Dataset entries on figures
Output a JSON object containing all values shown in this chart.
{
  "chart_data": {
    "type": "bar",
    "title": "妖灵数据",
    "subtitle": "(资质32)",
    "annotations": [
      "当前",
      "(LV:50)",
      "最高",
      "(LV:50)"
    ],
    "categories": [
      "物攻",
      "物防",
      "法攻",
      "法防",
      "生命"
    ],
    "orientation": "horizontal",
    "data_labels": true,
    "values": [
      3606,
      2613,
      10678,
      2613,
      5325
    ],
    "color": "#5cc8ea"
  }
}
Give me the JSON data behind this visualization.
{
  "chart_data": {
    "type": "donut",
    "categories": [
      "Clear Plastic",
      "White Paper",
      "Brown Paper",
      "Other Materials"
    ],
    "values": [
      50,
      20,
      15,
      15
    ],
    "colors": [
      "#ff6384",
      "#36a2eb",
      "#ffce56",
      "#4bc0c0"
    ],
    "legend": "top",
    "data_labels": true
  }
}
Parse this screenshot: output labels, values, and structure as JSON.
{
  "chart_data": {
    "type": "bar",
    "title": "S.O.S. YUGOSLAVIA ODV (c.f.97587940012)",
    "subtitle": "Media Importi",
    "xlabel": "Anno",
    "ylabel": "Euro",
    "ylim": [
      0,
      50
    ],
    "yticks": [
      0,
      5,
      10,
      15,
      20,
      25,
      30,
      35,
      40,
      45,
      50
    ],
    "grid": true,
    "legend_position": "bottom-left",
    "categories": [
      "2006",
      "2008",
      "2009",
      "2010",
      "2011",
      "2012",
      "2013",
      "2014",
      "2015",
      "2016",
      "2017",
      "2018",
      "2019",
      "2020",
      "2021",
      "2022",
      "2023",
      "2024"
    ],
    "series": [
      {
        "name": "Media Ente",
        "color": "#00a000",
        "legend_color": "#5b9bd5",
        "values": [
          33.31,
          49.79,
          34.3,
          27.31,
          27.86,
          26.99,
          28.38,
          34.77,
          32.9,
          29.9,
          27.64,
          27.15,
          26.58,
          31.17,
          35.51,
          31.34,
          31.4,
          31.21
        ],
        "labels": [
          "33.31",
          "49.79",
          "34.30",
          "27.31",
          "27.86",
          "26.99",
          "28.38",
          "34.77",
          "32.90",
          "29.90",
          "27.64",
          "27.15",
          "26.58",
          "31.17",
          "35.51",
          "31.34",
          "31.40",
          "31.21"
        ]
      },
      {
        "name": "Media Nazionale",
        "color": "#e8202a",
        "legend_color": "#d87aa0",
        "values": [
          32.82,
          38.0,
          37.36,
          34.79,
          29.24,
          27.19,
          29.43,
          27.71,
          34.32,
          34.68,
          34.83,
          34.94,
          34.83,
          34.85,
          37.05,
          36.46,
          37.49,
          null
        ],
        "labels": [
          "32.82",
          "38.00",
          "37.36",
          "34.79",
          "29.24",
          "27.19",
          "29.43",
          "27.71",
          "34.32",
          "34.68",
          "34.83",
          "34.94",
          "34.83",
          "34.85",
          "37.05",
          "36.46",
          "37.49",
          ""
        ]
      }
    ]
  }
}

• What you will do
Pick out every line above that holds the word "true" and copy it.

• Solution to the exercise
    "data_labels": true,
    "data_labels": true
    "grid": true,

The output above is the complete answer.